LISTED RECORDS =
»»
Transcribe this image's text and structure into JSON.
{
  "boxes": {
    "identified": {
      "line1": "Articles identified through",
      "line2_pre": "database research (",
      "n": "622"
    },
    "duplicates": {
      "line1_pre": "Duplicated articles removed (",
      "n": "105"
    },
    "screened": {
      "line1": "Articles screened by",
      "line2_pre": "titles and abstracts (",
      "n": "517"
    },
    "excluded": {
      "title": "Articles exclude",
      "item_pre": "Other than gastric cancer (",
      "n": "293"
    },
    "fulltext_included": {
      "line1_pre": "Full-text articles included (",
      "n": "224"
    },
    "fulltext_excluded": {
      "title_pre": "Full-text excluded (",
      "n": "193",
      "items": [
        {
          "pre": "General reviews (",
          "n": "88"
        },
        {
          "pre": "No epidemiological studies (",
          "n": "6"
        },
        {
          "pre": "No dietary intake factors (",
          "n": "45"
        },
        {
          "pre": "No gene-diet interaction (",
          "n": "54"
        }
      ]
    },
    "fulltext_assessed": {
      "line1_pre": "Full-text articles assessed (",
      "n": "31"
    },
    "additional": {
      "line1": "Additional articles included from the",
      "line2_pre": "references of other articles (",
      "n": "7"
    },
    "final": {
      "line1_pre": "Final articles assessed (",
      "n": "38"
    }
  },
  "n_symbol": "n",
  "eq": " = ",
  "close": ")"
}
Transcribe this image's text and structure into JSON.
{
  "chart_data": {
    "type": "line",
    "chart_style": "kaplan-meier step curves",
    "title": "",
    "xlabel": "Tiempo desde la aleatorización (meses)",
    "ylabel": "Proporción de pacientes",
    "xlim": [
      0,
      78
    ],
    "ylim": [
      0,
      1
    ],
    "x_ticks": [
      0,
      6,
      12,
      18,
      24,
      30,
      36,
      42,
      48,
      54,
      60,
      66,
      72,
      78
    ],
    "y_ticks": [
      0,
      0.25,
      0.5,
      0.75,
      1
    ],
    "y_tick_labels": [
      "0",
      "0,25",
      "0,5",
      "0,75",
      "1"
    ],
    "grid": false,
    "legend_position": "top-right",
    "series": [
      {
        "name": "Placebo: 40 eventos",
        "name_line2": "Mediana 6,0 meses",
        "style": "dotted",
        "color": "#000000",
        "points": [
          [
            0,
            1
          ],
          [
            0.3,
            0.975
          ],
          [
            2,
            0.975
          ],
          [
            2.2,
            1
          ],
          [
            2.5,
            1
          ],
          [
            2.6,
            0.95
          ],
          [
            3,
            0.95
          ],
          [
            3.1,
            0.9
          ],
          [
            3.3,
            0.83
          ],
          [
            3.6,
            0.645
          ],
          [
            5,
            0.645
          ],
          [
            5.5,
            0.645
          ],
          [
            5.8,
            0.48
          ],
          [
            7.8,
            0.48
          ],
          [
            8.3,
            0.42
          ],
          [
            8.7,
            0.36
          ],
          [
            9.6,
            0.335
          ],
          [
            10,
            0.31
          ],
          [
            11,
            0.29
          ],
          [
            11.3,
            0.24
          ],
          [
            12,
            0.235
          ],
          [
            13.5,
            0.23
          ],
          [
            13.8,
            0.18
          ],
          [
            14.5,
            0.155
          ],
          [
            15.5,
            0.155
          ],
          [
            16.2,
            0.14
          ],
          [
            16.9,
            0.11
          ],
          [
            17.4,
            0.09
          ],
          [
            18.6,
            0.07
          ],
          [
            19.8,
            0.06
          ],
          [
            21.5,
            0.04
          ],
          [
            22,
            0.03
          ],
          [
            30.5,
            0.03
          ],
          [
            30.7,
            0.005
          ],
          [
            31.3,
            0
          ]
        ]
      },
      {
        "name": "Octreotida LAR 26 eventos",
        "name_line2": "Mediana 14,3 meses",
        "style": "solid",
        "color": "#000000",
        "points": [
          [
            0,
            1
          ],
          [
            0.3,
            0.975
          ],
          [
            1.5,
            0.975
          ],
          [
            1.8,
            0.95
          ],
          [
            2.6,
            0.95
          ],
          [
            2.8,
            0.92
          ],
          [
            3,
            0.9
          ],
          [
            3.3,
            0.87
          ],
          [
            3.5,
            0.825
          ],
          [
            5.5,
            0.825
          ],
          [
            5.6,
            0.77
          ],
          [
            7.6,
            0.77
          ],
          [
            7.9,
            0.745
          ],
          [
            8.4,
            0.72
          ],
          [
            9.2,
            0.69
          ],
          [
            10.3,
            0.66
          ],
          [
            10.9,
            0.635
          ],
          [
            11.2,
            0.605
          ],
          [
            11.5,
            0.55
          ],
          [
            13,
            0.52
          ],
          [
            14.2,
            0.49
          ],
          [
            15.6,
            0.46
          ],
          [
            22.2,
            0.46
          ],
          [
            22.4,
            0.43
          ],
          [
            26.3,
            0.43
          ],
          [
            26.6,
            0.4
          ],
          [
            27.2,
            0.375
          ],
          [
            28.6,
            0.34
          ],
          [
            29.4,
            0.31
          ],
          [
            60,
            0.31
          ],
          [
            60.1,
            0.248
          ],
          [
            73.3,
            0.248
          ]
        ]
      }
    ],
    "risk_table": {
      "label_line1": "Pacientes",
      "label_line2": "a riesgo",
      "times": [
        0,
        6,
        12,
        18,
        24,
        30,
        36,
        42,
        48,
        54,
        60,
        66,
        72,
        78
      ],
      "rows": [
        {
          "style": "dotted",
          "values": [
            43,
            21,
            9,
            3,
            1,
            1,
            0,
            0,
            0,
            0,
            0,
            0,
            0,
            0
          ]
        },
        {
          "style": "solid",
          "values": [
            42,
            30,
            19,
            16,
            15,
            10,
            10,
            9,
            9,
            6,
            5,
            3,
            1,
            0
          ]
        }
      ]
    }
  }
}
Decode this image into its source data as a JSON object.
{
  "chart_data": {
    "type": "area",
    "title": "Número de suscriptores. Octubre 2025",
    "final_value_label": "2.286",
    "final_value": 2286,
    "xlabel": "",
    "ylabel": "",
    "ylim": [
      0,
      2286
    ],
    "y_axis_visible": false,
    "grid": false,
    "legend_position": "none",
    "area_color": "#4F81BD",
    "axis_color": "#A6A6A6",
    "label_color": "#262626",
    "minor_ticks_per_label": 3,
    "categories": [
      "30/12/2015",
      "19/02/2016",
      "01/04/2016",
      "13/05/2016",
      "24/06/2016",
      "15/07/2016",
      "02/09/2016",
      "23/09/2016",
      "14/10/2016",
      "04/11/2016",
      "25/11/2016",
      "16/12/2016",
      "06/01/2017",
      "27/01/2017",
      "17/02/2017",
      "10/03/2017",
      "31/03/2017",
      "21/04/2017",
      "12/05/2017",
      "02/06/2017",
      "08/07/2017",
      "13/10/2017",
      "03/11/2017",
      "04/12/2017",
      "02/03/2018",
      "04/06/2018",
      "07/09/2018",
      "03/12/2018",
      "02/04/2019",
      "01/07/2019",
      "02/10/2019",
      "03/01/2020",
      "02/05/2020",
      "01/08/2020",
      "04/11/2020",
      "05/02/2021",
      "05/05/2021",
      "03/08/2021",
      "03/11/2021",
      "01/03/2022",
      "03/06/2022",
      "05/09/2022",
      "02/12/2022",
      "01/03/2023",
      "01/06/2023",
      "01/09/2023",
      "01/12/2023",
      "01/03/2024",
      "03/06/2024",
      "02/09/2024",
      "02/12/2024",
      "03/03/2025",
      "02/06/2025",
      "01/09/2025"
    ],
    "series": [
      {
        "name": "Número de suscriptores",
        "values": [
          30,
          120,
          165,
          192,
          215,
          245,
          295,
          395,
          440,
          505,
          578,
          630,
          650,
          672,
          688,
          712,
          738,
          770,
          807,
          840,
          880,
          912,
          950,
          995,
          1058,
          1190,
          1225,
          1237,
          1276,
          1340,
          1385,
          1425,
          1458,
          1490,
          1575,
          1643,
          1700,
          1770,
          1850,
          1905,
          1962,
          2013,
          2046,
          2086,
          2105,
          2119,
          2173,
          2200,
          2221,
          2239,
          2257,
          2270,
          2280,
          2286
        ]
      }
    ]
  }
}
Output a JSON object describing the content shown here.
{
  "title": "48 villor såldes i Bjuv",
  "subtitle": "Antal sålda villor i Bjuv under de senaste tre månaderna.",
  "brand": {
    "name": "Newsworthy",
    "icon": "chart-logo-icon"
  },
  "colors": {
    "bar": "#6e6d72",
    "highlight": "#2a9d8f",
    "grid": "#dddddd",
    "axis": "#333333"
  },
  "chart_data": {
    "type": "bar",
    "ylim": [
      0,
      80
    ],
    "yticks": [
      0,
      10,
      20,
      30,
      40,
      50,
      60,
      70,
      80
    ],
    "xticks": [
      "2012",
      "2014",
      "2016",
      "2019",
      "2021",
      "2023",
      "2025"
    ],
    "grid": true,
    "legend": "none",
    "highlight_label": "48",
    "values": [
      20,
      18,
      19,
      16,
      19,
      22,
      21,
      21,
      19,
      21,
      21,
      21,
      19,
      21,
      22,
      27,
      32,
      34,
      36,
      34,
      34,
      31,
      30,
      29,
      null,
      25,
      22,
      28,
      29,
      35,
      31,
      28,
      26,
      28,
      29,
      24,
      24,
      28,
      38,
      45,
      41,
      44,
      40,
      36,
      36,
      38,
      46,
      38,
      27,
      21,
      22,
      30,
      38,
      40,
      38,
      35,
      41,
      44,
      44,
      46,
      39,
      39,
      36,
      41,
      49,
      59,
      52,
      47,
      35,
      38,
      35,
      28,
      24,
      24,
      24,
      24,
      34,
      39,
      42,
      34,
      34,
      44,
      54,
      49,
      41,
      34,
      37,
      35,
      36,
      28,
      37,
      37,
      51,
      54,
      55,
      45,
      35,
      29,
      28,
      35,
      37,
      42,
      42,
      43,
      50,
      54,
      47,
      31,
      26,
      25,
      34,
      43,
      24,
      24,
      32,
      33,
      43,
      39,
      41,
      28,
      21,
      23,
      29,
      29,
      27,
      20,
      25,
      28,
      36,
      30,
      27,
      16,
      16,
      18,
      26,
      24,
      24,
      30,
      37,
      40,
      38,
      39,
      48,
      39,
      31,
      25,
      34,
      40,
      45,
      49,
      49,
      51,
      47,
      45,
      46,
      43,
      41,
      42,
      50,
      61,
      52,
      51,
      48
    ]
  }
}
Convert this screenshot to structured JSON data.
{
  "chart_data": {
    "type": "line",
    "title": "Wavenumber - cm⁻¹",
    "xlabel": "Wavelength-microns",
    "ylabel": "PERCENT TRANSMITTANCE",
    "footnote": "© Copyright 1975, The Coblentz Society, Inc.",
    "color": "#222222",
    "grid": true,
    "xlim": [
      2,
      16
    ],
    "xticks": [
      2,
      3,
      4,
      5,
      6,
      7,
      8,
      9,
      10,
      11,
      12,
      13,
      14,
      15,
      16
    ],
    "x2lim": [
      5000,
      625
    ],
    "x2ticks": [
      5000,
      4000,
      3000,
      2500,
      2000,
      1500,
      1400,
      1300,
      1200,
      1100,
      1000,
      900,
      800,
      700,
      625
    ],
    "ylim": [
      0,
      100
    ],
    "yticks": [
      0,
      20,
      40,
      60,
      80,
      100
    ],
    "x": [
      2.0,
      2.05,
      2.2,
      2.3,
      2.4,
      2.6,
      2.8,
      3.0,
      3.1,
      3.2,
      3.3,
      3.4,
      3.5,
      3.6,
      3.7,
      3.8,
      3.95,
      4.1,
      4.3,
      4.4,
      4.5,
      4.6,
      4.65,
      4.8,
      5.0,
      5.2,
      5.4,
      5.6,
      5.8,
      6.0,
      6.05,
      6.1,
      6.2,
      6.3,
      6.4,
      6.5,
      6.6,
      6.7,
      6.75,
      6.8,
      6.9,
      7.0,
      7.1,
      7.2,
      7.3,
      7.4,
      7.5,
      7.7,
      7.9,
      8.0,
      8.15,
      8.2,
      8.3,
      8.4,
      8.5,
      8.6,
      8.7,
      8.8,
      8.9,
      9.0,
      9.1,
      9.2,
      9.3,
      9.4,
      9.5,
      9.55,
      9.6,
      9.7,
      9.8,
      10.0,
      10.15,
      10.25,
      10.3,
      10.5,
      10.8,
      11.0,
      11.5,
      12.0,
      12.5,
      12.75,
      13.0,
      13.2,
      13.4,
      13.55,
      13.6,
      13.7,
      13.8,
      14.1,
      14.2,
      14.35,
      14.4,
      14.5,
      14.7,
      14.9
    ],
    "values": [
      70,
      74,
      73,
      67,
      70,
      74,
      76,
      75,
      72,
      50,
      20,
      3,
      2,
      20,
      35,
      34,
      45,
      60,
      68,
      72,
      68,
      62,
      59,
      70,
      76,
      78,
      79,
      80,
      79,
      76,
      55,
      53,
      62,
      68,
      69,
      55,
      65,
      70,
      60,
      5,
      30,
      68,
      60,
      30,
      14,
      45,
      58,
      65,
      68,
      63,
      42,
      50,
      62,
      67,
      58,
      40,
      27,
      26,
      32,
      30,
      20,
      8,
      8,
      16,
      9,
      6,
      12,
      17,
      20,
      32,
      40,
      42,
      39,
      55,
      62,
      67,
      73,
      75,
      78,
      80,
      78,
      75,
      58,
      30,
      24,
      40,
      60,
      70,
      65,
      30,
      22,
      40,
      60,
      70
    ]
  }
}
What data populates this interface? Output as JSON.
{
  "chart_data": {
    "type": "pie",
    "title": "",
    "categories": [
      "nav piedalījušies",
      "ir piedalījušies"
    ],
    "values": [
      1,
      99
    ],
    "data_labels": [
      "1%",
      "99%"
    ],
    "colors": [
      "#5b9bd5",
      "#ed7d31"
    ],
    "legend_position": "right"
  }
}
««
INSTRUCTION =
Search the entries for the word "JSON" and copy every line that has it.

EXPECTED OUTPUT =
Transcribe this image's text and structure into JSON.
Transcribe this image's text and structure into JSON.
Decode this image into its source data as a JSON object.
Output a JSON object describing the content shown here.
Convert this screenshot to structured JSON data.
What data populates this interface? Output as JSON.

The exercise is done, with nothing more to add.